Your instructions
Copy each line below without leaving any out.

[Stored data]
>>

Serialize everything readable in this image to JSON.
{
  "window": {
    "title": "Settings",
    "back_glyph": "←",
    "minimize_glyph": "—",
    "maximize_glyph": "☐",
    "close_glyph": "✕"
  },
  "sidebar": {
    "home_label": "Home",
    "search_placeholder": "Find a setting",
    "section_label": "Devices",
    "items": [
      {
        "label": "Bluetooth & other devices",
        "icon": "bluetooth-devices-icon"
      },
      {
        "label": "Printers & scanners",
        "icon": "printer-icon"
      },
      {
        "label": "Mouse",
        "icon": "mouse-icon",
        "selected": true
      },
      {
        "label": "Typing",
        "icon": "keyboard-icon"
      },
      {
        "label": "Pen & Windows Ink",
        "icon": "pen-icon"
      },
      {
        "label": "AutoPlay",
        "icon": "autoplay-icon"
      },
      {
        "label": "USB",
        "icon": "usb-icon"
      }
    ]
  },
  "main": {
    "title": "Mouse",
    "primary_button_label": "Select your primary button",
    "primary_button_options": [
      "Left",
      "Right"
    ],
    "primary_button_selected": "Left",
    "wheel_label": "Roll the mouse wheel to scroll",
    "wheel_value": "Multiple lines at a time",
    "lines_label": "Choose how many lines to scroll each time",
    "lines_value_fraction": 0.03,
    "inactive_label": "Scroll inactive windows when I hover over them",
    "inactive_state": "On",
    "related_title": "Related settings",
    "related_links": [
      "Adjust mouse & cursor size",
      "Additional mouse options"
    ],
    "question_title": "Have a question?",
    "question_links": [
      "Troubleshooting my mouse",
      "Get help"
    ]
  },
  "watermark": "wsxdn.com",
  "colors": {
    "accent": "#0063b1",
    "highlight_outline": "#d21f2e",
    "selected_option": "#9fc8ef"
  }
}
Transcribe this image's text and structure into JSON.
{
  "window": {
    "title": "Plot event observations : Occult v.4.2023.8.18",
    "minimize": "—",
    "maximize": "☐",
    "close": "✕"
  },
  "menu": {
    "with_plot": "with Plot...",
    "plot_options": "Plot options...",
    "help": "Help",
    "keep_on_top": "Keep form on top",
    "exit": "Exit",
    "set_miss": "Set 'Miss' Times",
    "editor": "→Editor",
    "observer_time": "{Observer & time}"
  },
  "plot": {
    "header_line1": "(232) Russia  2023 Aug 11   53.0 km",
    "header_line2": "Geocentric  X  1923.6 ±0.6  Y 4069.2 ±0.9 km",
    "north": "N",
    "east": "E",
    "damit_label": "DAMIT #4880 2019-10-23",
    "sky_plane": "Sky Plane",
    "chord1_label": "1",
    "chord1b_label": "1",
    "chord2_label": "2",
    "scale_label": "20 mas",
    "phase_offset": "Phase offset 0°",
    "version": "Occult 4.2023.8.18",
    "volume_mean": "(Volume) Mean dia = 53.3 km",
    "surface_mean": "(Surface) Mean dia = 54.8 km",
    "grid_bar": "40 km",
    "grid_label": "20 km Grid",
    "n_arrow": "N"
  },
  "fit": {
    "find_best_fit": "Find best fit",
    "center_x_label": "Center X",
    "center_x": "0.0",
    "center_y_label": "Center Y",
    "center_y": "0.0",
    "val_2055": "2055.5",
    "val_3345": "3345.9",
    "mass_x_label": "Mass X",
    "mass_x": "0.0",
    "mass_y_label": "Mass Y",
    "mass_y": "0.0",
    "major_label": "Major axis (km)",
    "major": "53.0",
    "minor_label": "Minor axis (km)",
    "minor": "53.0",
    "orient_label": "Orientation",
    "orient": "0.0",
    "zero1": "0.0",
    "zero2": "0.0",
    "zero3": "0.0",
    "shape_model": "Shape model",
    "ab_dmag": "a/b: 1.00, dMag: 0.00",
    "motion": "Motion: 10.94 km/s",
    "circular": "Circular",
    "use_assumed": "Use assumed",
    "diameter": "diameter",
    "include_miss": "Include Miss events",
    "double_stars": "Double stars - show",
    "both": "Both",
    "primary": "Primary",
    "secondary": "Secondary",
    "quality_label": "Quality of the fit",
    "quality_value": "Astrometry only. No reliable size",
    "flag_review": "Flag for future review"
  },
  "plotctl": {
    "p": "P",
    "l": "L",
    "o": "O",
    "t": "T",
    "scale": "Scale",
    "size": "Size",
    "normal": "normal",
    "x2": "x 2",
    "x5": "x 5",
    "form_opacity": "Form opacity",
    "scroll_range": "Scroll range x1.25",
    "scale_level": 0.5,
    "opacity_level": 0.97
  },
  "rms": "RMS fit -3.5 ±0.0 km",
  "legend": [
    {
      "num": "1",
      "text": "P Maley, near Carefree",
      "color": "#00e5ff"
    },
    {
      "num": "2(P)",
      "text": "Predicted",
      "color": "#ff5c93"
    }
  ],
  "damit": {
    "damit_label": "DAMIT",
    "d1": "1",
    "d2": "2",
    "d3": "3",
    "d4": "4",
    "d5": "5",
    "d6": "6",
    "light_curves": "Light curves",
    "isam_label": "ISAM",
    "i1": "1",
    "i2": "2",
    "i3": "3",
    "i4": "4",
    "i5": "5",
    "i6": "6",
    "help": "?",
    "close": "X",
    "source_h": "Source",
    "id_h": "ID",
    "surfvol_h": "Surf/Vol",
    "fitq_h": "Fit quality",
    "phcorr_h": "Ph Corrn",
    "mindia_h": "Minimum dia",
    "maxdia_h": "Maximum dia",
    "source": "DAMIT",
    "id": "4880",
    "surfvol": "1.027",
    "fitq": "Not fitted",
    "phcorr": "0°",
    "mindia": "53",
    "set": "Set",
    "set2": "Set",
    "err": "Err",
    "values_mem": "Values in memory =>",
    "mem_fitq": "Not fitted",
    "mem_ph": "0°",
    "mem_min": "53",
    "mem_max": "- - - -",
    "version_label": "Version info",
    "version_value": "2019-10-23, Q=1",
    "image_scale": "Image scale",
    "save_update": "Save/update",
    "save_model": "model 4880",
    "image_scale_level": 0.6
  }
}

<<

Exercise solution
Serialize everything readable in this image to JSON.
{
  "window": {
    "title": "Settings",
    "back_glyph": "←",
    "minimize_glyph": "—",
    "maximize_glyph": "☐",
    "close_glyph": "✕"
  },
  "sidebar": {
    "home_label": "Home",
    "search_placeholder": "Find a setting",
    "section_label": "Devices",
    "items": [
      {
        "label": "Bluetooth & other devices",
        "icon": "bluetooth-devices-icon"
      },
      {
        "label": "Printers & scanners",
        "icon": "printer-icon"
      },
      {
        "label": "Mouse",
        "icon": "mouse-icon",
        "selected": true
      },
      {
        "label": "Typing",
        "icon": "keyboard-icon"
      },
      {
        "label": "Pen & Windows Ink",
        "icon": "pen-icon"
      },
      {
        "label": "AutoPlay",
        "icon": "autoplay-icon"
      },
      {
        "label": "USB",
        "icon": "usb-icon"
      }
    ]
  },
  "main": {
    "title": "Mouse",
    "primary_button_label": "Select your primary button",
    "primary_button_options": [
      "Left",
      "Right"
    ],
    "primary_button_selected": "Left",
    "wheel_label": "Roll the mouse wheel to scroll",
    "wheel_value": "Multiple lines at a time",
    "lines_label": "Choose how many lines to scroll each time",
    "lines_value_fraction": 0.03,
    "inactive_label": "Scroll inactive windows when I hover over them",
    "inactive_state": "On",
    "related_title": "Related settings",
    "related_links": [
      "Adjust mouse & cursor size",
      "Additional mouse options"
    ],
    "question_title": "Have a question?",
    "question_links": [
      "Troubleshooting my mouse",
      "Get help"
    ]
  },
  "watermark": "wsxdn.com",
  "colors": {
    "accent": "#0063b1",
    "highlight_outline": "#d21f2e",
    "selected_option": "#9fc8ef"
  }
}
Transcribe this image's text and structure into JSON.
{
  "window": {
    "title": "Plot event observations : Occult v.4.2023.8.18",
    "minimize": "—",
    "maximize": "☐",
    "close": "✕"
  },
  "menu": {
    "with_plot": "with Plot...",
    "plot_options": "Plot options...",
    "help": "Help",
    "keep_on_top": "Keep form on top",
    "exit": "Exit",
    "set_miss": "Set 'Miss' Times",
    "editor": "→Editor",
    "observer_time": "{Observer & time}"
  },
  "plot": {
    "header_line1": "(232) Russia  2023 Aug 11   53.0 km",
    "header_line2": "Geocentric  X  1923.6 ±0.6  Y 4069.2 ±0.9 km",
    "north": "N",
    "east": "E",
    "damit_label": "DAMIT #4880 2019-10-23",
    "sky_plane": "Sky Plane",
    "chord1_label": "1",
    "chord1b_label": "1",
    "chord2_label": "2",
    "scale_label": "20 mas",
    "phase_offset": "Phase offset 0°",
    "version": "Occult 4.2023.8.18",
    "volume_mean": "(Volume) Mean dia = 53.3 km",
    "surface_mean": "(Surface) Mean dia = 54.8 km",
    "grid_bar": "40 km",
    "grid_label": "20 km Grid",
    "n_arrow": "N"
  },
  "fit": {
    "find_best_fit": "Find best fit",
    "center_x_label": "Center X",
    "center_x": "0.0",
    "center_y_label": "Center Y",
    "center_y": "0.0",
    "val_2055": "2055.5",
    "val_3345": "3345.9",
    "mass_x_label": "Mass X",
    "mass_x": "0.0",
    "mass_y_label": "Mass Y",
    "mass_y": "0.0",
    "major_label": "Major axis (km)",
    "major": "53.0",
    "minor_label": "Minor axis (km)",
    "minor": "53.0",
    "orient_label": "Orientation",
    "orient": "0.0",
    "zero1": "0.0",
    "zero2": "0.0",
    "zero3": "0.0",
    "shape_model": "Shape model",
    "ab_dmag": "a/b: 1.00, dMag: 0.00",
    "motion": "Motion: 10.94 km/s",
    "circular": "Circular",
    "use_assumed": "Use assumed",
    "diameter": "diameter",
    "include_miss": "Include Miss events",
    "double_stars": "Double stars - show",
    "both": "Both",
    "primary": "Primary",
    "secondary": "Secondary",
    "quality_label": "Quality of the fit",
    "quality_value": "Astrometry only. No reliable size",
    "flag_review": "Flag for future review"
  },
  "plotctl": {
    "p": "P",
    "l": "L",
    "o": "O",
    "t": "T",
    "scale": "Scale",
    "size": "Size",
    "normal": "normal",
    "x2": "x 2",
    "x5": "x 5",
    "form_opacity": "Form opacity",
    "scroll_range": "Scroll range x1.25",
    "scale_level": 0.5,
    "opacity_level": 0.97
  },
  "rms": "RMS fit -3.5 ±0.0 km",
  "legend": [
    {
      "num": "1",
      "text": "P Maley, near Carefree",
      "color": "#00e5ff"
    },
    {
      "num": "2(P)",
      "text": "Predicted",
      "color": "#ff5c93"
    }
  ],
  "damit": {
    "damit_label": "DAMIT",
    "d1": "1",
    "d2": "2",
    "d3": "3",
    "d4": "4",
    "d5": "5",
    "d6": "6",
    "light_curves": "Light curves",
    "isam_label": "ISAM",
    "i1": "1",
    "i2": "2",
    "i3": "3",
    "i4": "4",
    "i5": "5",
    "i6": "6",
    "help": "?",
    "close": "X",
    "source_h": "Source",
    "id_h": "ID",
    "surfvol_h": "Surf/Vol",
    "fitq_h": "Fit quality",
    "phcorr_h": "Ph Corrn",
    "mindia_h": "Minimum dia",
    "maxdia_h": "Maximum dia",
    "source": "DAMIT",
    "id": "4880",
    "surfvol": "1.027",
    "fitq": "Not fitted",
    "phcorr": "0°",
    "mindia": "53",
    "set": "Set",
    "set2": "Set",
    "err": "Err",
    "values_mem": "Values in memory =>",
    "mem_fitq": "Not fitted",
    "mem_ph": "0°",
    "mem_min": "53",
    "mem_max": "- - - -",
    "version_label": "Version info",
    "version_value": "2019-10-23, Q=1",
    "image_scale": "Image scale",
    "save_update": "Save/update",
    "save_model": "model 4880",
    "image_scale_level": 0.6
  }
}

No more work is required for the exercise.